> **Required task**: Repeat the lines that follow, leaving nothing out.

─── Supplied entries ───

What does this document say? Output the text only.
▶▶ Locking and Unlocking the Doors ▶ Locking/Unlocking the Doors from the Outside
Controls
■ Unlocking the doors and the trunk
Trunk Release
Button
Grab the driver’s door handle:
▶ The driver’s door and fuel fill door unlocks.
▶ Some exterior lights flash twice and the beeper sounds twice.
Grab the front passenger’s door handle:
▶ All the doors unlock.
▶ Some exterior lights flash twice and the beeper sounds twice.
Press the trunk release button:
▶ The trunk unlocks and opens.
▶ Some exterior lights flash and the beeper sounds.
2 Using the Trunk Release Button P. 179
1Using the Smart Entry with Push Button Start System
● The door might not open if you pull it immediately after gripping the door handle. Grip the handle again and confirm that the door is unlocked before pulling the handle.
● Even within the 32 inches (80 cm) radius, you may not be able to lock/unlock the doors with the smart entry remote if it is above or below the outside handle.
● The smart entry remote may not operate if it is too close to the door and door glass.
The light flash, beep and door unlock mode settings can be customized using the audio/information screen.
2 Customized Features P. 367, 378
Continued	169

───

> **Response below**:
What does this document say? Output the text only.
▶▶ Locking and Unlocking the Doors ▶ Locking/Unlocking the Doors from the Outside
Controls
■ Unlocking the doors and the trunk
Trunk Release
Button
Grab the driver’s door handle:
▶ The driver’s door and fuel fill door unlocks.
▶ Some exterior lights flash twice and the beeper sounds twice.
Grab the front passenger’s door handle:
▶ All the doors unlock.
▶ Some exterior lights flash twice and the beeper sounds twice.
Press the trunk release button:
▶ The trunk unlocks and opens.
▶ Some exterior lights flash and the beeper sounds.
2 Using the Trunk Release Button P. 179
1Using the Smart Entry with Push Button Start System
● The door might not open if you pull it immediately after gripping the door handle. Grip the handle again and confirm that the door is unlocked before pulling the handle.
● Even within the 32 inches (80 cm) radius, you may not be able to lock/unlock the doors with the smart entry remote if it is above or below the outside handle.
● The smart entry remote may not operate if it is too close to the door and door glass.
The light flash, beep and door unlock mode settings can be customized using the audio/information screen.
2 Customized Features P. 367, 378
Continued	169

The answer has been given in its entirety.